Exercise directions. Across the entries, how many lines have the string "little" in them? Reply with only a number.

===== Data shown

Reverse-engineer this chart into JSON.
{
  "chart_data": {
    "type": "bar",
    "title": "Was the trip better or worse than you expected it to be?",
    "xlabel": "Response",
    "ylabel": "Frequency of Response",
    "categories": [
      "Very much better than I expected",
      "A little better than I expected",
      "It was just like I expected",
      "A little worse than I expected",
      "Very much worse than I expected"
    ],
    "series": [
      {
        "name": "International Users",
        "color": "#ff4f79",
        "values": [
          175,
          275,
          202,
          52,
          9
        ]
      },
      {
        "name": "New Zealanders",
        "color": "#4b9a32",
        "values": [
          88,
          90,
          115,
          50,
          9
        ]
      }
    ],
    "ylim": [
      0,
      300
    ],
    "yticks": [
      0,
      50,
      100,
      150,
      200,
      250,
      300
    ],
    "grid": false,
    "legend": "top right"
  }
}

==========
===== Data shown

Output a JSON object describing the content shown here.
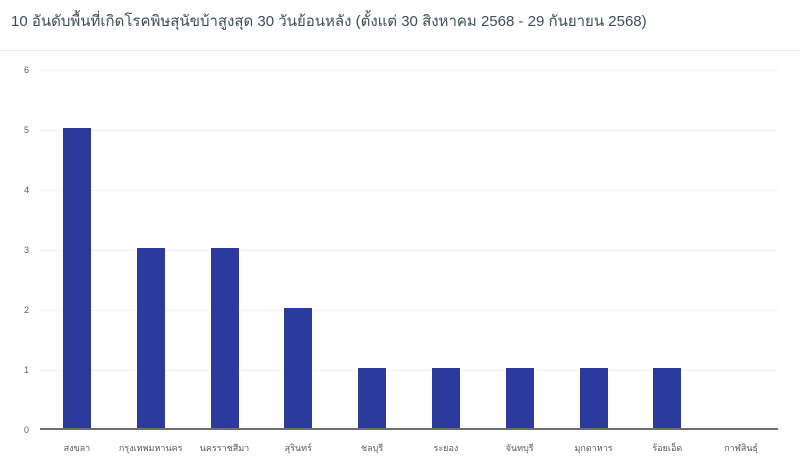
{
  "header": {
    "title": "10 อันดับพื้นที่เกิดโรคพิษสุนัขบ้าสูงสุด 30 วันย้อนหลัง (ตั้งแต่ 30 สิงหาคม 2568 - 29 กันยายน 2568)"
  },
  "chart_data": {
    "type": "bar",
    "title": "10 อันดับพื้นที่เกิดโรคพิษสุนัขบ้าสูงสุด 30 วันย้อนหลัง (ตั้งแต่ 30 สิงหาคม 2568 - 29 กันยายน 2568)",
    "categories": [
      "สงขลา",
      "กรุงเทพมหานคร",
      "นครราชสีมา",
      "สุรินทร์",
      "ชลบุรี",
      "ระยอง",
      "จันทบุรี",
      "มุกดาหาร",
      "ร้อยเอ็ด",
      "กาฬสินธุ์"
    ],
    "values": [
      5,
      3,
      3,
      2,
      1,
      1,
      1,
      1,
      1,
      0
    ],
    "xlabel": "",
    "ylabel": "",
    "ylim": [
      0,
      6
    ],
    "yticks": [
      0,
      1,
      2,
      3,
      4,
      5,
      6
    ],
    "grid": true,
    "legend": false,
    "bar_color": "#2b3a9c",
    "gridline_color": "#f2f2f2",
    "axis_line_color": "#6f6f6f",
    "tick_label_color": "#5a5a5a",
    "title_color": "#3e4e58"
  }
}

==========

Expected answer. 2